Goal:
Scan the lines below for the word "внесении". Copy each line you find it in.

Data section:
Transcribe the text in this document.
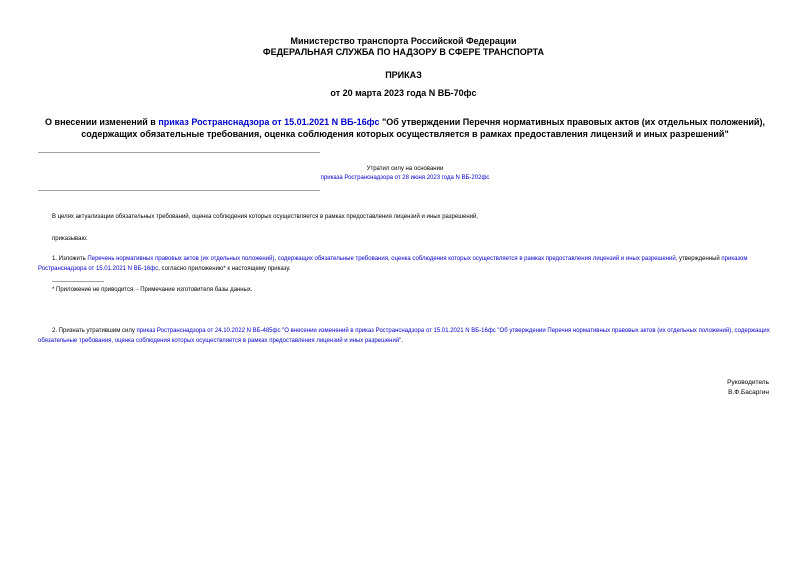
Министерство транспорта Российской Федерации
ФЕДЕРАЛЬНАЯ СЛУЖБА ПО НАДЗОРУ В СФЕРЕ ТРАНСПОРТА
ПРИКАЗ
от 20 марта 2023 года N ВБ-70фс
О внесении изменений в приказ Ространснадзора от 15.01.2021 N ВБ-16фс "Об утверждении Перечня нормативных правовых актов (их отдельных положений), содержащих обязательные требования, оценка соблюдения которых осуществляется в рамках предоставления лицензий и иных разрешений"
Утратил силу на основании
приказа Ространснадзора от 28 июня 2023 года N ВБ-202фс
В целях актуализации обязательных требований, оценка соблюдения которых осуществляется в рамках предоставления лицензий и иных разрешений,
приказываю:
1. Изложить Перечень нормативных правовых актов (их отдельных положений), содержащих обязательные требования, оценка соблюдения которых осуществляется в рамках предоставления лицензий и иных разрешений, утвержденный приказом Ространснадзора от 15.01.2021 N ВБ-16фс, согласно приложению* к настоящему приказу.
* Приложение не приводится. - Примечание изготовителя базы данных.
2. Признать утратившим силу приказ Ространснадзора от 24.10.2022 N ВБ-485фс "О внесении изменений в приказ Ространснадзора от 15.01.2021 N ВБ-16фс "Об утверждении Перечня нормативных правовых актов (их отдельных положений), содержащих обязательные требования, оценка соблюдения которых осуществляется в рамках предоставления лицензий и иных разрешений".
Руководитель
В.Ф.Басаргин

Solution to this problem:
О внесении изменений в приказ Ространснадзора от 15.01.2021 N ВБ-16фс "Об утверждении Перечня нормативных правовых актов (их отдельных положений), содержащих обязательные требования, оценка соблюдения которых осуществляется в рамках предоставления лицензий и иных разрешений"
2. Признать утратившим силу приказ Ространснадзора от 24.10.2022 N ВБ-485фс "О внесении изменений в приказ Ространснадзора от 15.01.2021 N ВБ-16фс "Об утверждении Перечня нормативных правовых актов (их отдельных положений), содержащих обязательные требования, оценка соблюдения которых осуществляется в рамках предоставления лицензий и иных разрешений".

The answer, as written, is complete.